- _Request_
Every line containing the word "this" needs to be found and copied.

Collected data
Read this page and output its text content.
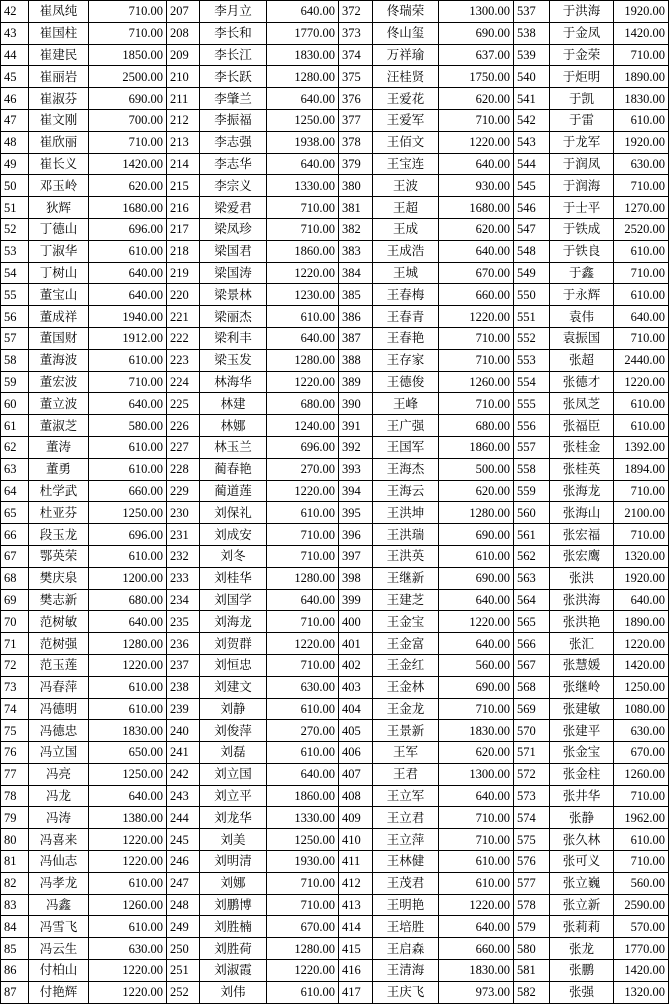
42	崔凤纯	710.00	207	李月立	640.00	372	佟瑞荣	1300.00	537	于洪海	1920.00
43	崔国柱	710.00	208	李长和	1770.00	373	佟山玺	690.00	538	于金凤	1420.00
44	崔建民	1850.00	209	李长江	1830.00	374	万祥瑜	637.00	539	于金荣	710.00
45	崔丽岩	2500.00	210	李长跃	1280.00	375	汪桂贤	1750.00	540	于炬明	1890.00
46	崔淑芬	690.00	211	李肇兰	640.00	376	王爱花	620.00	541	于凯	1830.00
47	崔文刚	700.00	212	李振福	1250.00	377	王爱军	710.00	542	于雷	610.00
48	崔欣丽	710.00	213	李志强	1938.00	378	王佰文	1220.00	543	于龙军	1920.00
49	崔长义	1420.00	214	李志华	640.00	379	王宝连	640.00	544	于润凤	630.00
50	邓玉岭	620.00	215	李宗义	1330.00	380	王波	930.00	545	于润海	710.00
51	狄辉	1680.00	216	梁爱君	710.00	381	王超	1680.00	546	于士平	1270.00
52	丁德山	696.00	217	梁凤珍	710.00	382	王成	620.00	547	于铁成	2520.00
53	丁淑华	610.00	218	梁国君	1860.00	383	王成浩	640.00	548	于铁良	610.00
54	丁树山	640.00	219	梁国涛	1220.00	384	王城	670.00	549	于鑫	710.00
55	董宝山	640.00	220	梁景林	1230.00	385	王春梅	660.00	550	于永辉	610.00
56	董成祥	1940.00	221	梁丽杰	610.00	386	王春青	1220.00	551	袁伟	640.00
57	董国财	1912.00	222	梁利丰	640.00	387	王春艳	710.00	552	袁振国	710.00
58	董海波	610.00	223	梁玉发	1280.00	388	王存家	710.00	553	张超	2440.00
59	董宏波	710.00	224	林海华	1220.00	389	王德俊	1260.00	554	张德才	1220.00
60	董立波	640.00	225	林建	680.00	390	王峰	710.00	555	张凤芝	610.00
61	董淑芝	580.00	226	林娜	1240.00	391	王广强	680.00	556	张福臣	610.00
62	董涛	610.00	227	林玉兰	696.00	392	王国军	1860.00	557	张桂金	1392.00
63	董勇	610.00	228	蔺春艳	270.00	393	王海杰	500.00	558	张桂英	1894.00
64	杜学武	660.00	229	蔺道莲	1220.00	394	王海云	620.00	559	张海龙	710.00
65	杜亚芬	1250.00	230	刘保礼	610.00	395	王洪坤	1280.00	560	张海山	2100.00
66	段玉龙	696.00	231	刘成安	710.00	396	王洪瑞	690.00	561	张宏福	710.00
67	鄂英荣	610.00	232	刘冬	710.00	397	王洪英	610.00	562	张宏鹰	1320.00
68	樊庆泉	1200.00	233	刘桂华	1280.00	398	王继新	690.00	563	张洪	1920.00
69	樊志新	680.00	234	刘国学	640.00	399	王建芝	640.00	564	张洪海	640.00
70	范树敏	640.00	235	刘海龙	710.00	400	王金宝	1220.00	565	张洪艳	1890.00
71	范树强	1280.00	236	刘贺群	1220.00	401	王金富	640.00	566	张汇	1220.00
72	范玉莲	1220.00	237	刘恒忠	710.00	402	王金红	560.00	567	张慧媛	1420.00
73	冯春萍	610.00	238	刘建文	630.00	403	王金林	690.00	568	张继岭	1250.00
74	冯德明	610.00	239	刘静	610.00	404	王金龙	710.00	569	张建敏	1080.00
75	冯德忠	1830.00	240	刘俊萍	270.00	405	王景新	1830.00	570	张建平	630.00
76	冯立国	650.00	241	刘磊	610.00	406	王军	620.00	571	张金宝	670.00
77	冯亮	1250.00	242	刘立国	640.00	407	王君	1300.00	572	张金柱	1260.00
78	冯龙	640.00	243	刘立平	1860.00	408	王立军	640.00	573	张井华	710.00
79	冯涛	1380.00	244	刘龙华	1330.00	409	王立君	710.00	574	张静	1962.00
80	冯喜来	1220.00	245	刘美	1250.00	410	王立萍	710.00	575	张久林	610.00
81	冯仙志	1220.00	246	刘明清	1930.00	411	王林健	610.00	576	张可义	710.00
82	冯孝龙	610.00	247	刘娜	710.00	412	王茂君	610.00	577	张立巍	560.00
83	冯鑫	1260.00	248	刘鹏博	710.00	413	王明艳	1220.00	578	张立新	2590.00
84	冯雪飞	610.00	249	刘胜楠	670.00	414	王培胜	640.00	579	张莉莉	570.00
85	冯云生	630.00	250	刘胜荷	1280.00	415	王启森	660.00	580	张龙	1770.00
86	付柏山	1220.00	251	刘淑霞	1220.00	416	王清海	1830.00	581	张鹏	1420.00
87	付艳辉	1220.00	252	刘伟	610.00	417	王庆飞	973.00	582	张强	1320.00
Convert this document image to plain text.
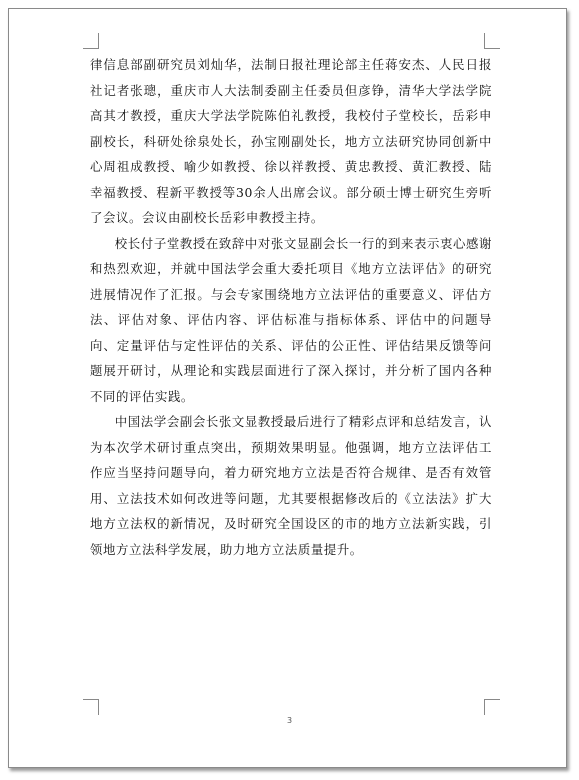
律信息部副研究员刘灿华，法制日报社理论部主任蒋安杰、人民日报社记者张璁，重庆市人大法制委副主任委员但彦铮，清华大学法学院高其才教授，重庆大学法学院陈伯礼教授，我校付子堂校长，岳彩申副校长，科研处徐泉处长，孙宝刚副处长，地方立法研究协同创新中心周祖成教授、喻少如教授、徐以祥教授、黄忠教授、黄汇教授、陆幸福教授、程新平教授等30余人出席会议。部分硕士博士研究生旁听了会议。会议由副校长岳彩申教授主持。

校长付子堂教授在致辞中对张文显副会长一行的到来表示衷心感谢和热烈欢迎，并就中国法学会重大委托项目《地方立法评估》的研究进展情况作了汇报。与会专家围绕地方立法评估的重要意义、评估方法、评估对象、评估内容、评估标准与指标体系、评估中的问题导向、定量评估与定性评估的关系、评估的公正性、评估结果反馈等问题展开研讨，从理论和实践层面进行了深入探讨，并分析了国内各种不同的评估实践。

中国法学会副会长张文显教授最后进行了精彩点评和总结发言，认为本次学术研讨重点突出，预期效果明显。他强调，地方立法评估工作应当坚持问题导向，着力研究地方立法是否符合规律、是否有效管用、立法技术如何改进等问题，尤其要根据修改后的《立法法》扩大地方立法权的新情况，及时研究全国设区的市的地方立法新实践，引领地方立法科学发展，助力地方立法质量提升。

3
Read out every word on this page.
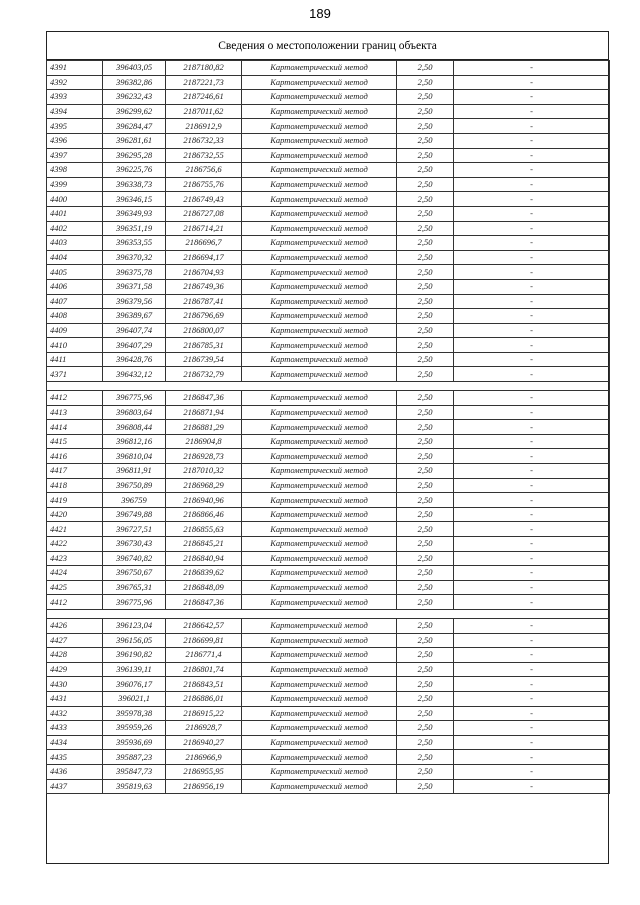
189
Сведения о местоположении границ объекта
4391	396403,05	2187180,82	Картометрический метод	2,50	-
4392	396382,86	2187221,73	Картометрический метод	2,50	-
4393	396232,43	2187246,61	Картометрический метод	2,50	-
4394	396299,62	2187011,62	Картометрический метод	2,50	-
4395	396284,47	2186912,9	Картометрический метод	2,50	-
4396	396281,61	2186732,33	Картометрический метод	2,50	-
4397	396295,28	2186732,55	Картометрический метод	2,50	-
4398	396225,76	2186756,6	Картометрический метод	2,50	-
4399	396338,73	2186755,76	Картометрический метод	2,50	-
4400	396346,15	2186749,43	Картометрический метод	2,50	-
4401	396349,93	2186727,08	Картометрический метод	2,50	-
4402	396351,19	2186714,21	Картометрический метод	2,50	-
4403	396353,55	2186696,7	Картометрический метод	2,50	-
4404	396370,32	2186694,17	Картометрический метод	2,50	-
4405	396375,78	2186704,93	Картометрический метод	2,50	-
4406	396371,58	2186749,36	Картометрический метод	2,50	-
4407	396379,56	2186787,41	Картометрический метод	2,50	-
4408	396389,67	2186796,69	Картометрический метод	2,50	-
4409	396407,74	2186800,07	Картометрический метод	2,50	-
4410	396407,29	2186785,31	Картометрический метод	2,50	-
4411	396428,76	2186739,54	Картометрический метод	2,50	-
4371	396432,12	2186732,79	Картометрический метод	2,50	-

4412	396775,96	2186847,36	Картометрический метод	2,50	-
4413	396803,64	2186871,94	Картометрический метод	2,50	-
4414	396808,44	2186881,29	Картометрический метод	2,50	-
4415	396812,16	2186904,8	Картометрический метод	2,50	-
4416	396810,04	2186928,73	Картометрический метод	2,50	-
4417	396811,91	2187010,32	Картометрический метод	2,50	-
4418	396750,89	2186968,29	Картометрический метод	2,50	-
4419	396759	2186940,96	Картометрический метод	2,50	-
4420	396749,88	2186866,46	Картометрический метод	2,50	-
4421	396727,51	2186855,63	Картометрический метод	2,50	-
4422	396730,43	2186845,21	Картометрический метод	2,50	-
4423	396740,82	2186840,94	Картометрический метод	2,50	-
4424	396750,67	2186839,62	Картометрический метод	2,50	-
4425	396765,31	2186848,09	Картометрический метод	2,50	-
4412	396775,96	2186847,36	Картометрический метод	2,50	-

4426	396123,04	2186642,57	Картометрический метод	2,50	-
4427	396156,05	2186699,81	Картометрический метод	2,50	-
4428	396190,82	2186771,4	Картометрический метод	2,50	-
4429	396139,11	2186801,74	Картометрический метод	2,50	-
4430	396076,17	2186843,51	Картометрический метод	2,50	-
4431	396021,1	2186886,01	Картометрический метод	2,50	-
4432	395978,38	2186915,22	Картометрический метод	2,50	-
4433	395959,26	2186928,7	Картометрический метод	2,50	-
4434	395936,69	2186940,27	Картометрический метод	2,50	-
4435	395887,23	2186966,9	Картометрический метод	2,50	-
4436	395847,73	2186955,95	Картометрический метод	2,50	-
4437	395819,63	2186956,19	Картометрический метод	2,50	-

- _Right answer_
Read this page and output its text content.
Convert this document image to plain text.
Read out every word on this page.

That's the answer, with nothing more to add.